Data entries
━━━
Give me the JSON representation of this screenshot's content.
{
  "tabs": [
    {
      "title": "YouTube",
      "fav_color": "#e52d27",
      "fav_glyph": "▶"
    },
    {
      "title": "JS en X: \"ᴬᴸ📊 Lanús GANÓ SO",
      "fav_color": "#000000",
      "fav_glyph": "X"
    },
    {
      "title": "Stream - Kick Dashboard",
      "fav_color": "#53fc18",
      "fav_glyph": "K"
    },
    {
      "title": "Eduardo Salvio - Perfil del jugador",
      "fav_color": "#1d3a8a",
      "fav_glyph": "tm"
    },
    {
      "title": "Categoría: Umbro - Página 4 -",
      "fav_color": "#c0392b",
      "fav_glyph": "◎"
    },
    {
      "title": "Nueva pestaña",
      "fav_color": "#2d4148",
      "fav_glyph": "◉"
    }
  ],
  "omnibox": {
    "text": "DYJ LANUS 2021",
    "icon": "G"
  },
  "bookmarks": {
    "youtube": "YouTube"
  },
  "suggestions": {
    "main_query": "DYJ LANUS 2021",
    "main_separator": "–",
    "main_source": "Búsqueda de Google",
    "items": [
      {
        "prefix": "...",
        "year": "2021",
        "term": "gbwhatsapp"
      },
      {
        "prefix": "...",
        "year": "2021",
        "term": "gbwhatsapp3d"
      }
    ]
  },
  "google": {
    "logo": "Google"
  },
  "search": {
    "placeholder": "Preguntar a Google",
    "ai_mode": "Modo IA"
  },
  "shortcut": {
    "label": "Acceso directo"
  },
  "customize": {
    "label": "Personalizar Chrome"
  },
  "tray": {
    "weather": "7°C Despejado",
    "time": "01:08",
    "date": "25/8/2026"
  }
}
━━━
__The problem__: From the listing above, reproduce all the lines exactly.

__The answer__:
Give me the JSON representation of this screenshot's content.
{
  "tabs": [
    {
      "title": "YouTube",
      "fav_color": "#e52d27",
      "fav_glyph": "▶"
    },
    {
      "title": "JS en X: \"ᴬᴸ📊 Lanús GANÓ SO",
      "fav_color": "#000000",
      "fav_glyph": "X"
    },
    {
      "title": "Stream - Kick Dashboard",
      "fav_color": "#53fc18",
      "fav_glyph": "K"
    },
    {
      "title": "Eduardo Salvio - Perfil del jugador",
      "fav_color": "#1d3a8a",
      "fav_glyph": "tm"
    },
    {
      "title": "Categoría: Umbro - Página 4 -",
      "fav_color": "#c0392b",
      "fav_glyph": "◎"
    },
    {
      "title": "Nueva pestaña",
      "fav_color": "#2d4148",
      "fav_glyph": "◉"
    }
  ],
  "omnibox": {
    "text": "DYJ LANUS 2021",
    "icon": "G"
  },
  "bookmarks": {
    "youtube": "YouTube"
  },
  "suggestions": {
    "main_query": "DYJ LANUS 2021",
    "main_separator": "–",
    "main_source": "Búsqueda de Google",
    "items": [
      {
        "prefix": "...",
        "year": "2021",
        "term": "gbwhatsapp"
      },
      {
        "prefix": "...",
        "year": "2021",
        "term": "gbwhatsapp3d"
      }
    ]
  },
  "google": {
    "logo": "Google"
  },
  "search": {
    "placeholder": "Preguntar a Google",
    "ai_mode": "Modo IA"
  },
  "shortcut": {
    "label": "Acceso directo"
  },
  "customize": {
    "label": "Personalizar Chrome"
  },
  "tray": {
    "weather": "7°C Despejado",
    "time": "01:08",
    "date": "25/8/2026"
  }
}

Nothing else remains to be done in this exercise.